| Task |
Examine the material below. Gather every line in which the string "Atlas" appears.

| Data lines |

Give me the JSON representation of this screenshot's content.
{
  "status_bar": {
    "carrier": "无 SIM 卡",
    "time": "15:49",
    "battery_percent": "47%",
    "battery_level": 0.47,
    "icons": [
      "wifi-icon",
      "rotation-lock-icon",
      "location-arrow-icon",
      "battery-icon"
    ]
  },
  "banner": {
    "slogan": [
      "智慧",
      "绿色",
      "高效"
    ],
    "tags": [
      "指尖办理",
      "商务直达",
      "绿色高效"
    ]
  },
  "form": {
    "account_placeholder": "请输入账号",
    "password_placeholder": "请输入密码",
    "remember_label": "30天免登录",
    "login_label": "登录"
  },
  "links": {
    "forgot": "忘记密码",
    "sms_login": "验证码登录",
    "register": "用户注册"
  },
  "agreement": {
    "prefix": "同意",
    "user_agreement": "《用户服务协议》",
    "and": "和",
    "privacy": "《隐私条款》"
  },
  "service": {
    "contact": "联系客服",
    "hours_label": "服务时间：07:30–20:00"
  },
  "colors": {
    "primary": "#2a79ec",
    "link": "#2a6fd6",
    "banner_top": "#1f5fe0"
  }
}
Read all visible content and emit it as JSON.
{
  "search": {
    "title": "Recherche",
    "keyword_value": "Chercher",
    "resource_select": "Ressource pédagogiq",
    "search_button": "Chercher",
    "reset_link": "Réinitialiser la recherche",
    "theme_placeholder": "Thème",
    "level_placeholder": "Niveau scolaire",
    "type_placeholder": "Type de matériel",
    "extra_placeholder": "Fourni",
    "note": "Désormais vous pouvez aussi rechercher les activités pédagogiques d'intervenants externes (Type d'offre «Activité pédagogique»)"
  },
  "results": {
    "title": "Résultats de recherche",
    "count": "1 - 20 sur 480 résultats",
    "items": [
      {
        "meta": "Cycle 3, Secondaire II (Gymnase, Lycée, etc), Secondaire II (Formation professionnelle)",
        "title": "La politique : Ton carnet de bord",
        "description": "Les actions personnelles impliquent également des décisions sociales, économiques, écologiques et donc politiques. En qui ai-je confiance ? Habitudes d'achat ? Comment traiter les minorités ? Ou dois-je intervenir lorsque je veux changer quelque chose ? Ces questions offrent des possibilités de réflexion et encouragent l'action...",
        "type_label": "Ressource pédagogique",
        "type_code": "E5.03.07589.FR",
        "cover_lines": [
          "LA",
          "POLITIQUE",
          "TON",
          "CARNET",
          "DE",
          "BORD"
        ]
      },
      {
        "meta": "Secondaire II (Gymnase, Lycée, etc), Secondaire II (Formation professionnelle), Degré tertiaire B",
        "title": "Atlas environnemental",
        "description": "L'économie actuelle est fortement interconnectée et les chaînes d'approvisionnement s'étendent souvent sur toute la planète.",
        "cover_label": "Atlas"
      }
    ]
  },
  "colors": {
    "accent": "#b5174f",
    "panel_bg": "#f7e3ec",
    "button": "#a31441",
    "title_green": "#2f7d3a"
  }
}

| Solution |
        "title": "Atlas environnemental",
        "cover_label": "Atlas"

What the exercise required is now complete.